▽
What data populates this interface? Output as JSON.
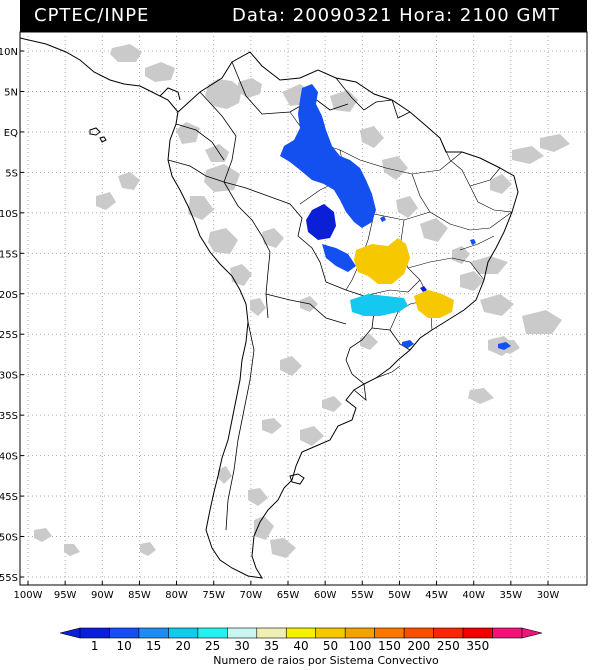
{
  "header": {
    "source": "CPTEC/INPE",
    "data_label": "Data:",
    "date": "20090321",
    "hora_label": "Hora:",
    "time": "2100 GMT"
  },
  "map": {
    "lat_labels": [
      "10N",
      "5N",
      "EQ",
      "5S",
      "10S",
      "15S",
      "20S",
      "25S",
      "30S",
      "35S",
      "40S",
      "45S",
      "50S",
      "55S"
    ],
    "lon_labels": [
      "100W",
      "95W",
      "90W",
      "85W",
      "80W",
      "75W",
      "70W",
      "65W",
      "60W",
      "55W",
      "50W",
      "45W",
      "40W",
      "35W",
      "30W"
    ],
    "grid": true,
    "background_layer": "cloud cover (gray)",
    "overlay": "convective systems colored by lightning count"
  },
  "legend": {
    "title": "Numero de raios por Sistema Convectivo",
    "values": [
      "1",
      "10",
      "15",
      "20",
      "25",
      "30",
      "35",
      "40",
      "50",
      "100",
      "150",
      "200",
      "250",
      "350"
    ],
    "colors": [
      "#0a1fd6",
      "#1450f0",
      "#1e8cf0",
      "#14c8f0",
      "#28f0f0",
      "#c8f5f0",
      "#f0f0b4",
      "#f5f000",
      "#f5c800",
      "#f5a000",
      "#f57800",
      "#f55000",
      "#f52800",
      "#f00000",
      "#f0147a"
    ]
  },
  "colors": {
    "cloud": "#c8c8c8",
    "coast": "#000000",
    "grid": "#9a9a9a"
  }
}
△
(Exercise prompt):
Write every entry out again exactly, dropping the pictures.

(Response):
What data populates this interface? Output as JSON.
{
  "header": {
    "source": "CPTEC/INPE",
    "data_label": "Data:",
    "date": "20090321",
    "hora_label": "Hora:",
    "time": "2100 GMT"
  },
  "map": {
    "lat_labels": [
      "10N",
      "5N",
      "EQ",
      "5S",
      "10S",
      "15S",
      "20S",
      "25S",
      "30S",
      "35S",
      "40S",
      "45S",
      "50S",
      "55S"
    ],
    "lon_labels": [
      "100W",
      "95W",
      "90W",
      "85W",
      "80W",
      "75W",
      "70W",
      "65W",
      "60W",
      "55W",
      "50W",
      "45W",
      "40W",
      "35W",
      "30W"
    ],
    "grid": true,
    "background_layer": "cloud cover (gray)",
    "overlay": "convective systems colored by lightning count"
  },
  "legend": {
    "title": "Numero de raios por Sistema Convectivo",
    "values": [
      "1",
      "10",
      "15",
      "20",
      "25",
      "30",
      "35",
      "40",
      "50",
      "100",
      "150",
      "200",
      "250",
      "350"
    ],
    "colors": [
      "#0a1fd6",
      "#1450f0",
      "#1e8cf0",
      "#14c8f0",
      "#28f0f0",
      "#c8f5f0",
      "#f0f0b4",
      "#f5f000",
      "#f5c800",
      "#f5a000",
      "#f57800",
      "#f55000",
      "#f52800",
      "#f00000",
      "#f0147a"
    ]
  },
  "colors": {
    "cloud": "#c8c8c8",
    "coast": "#000000",
    "grid": "#9a9a9a"
  }
}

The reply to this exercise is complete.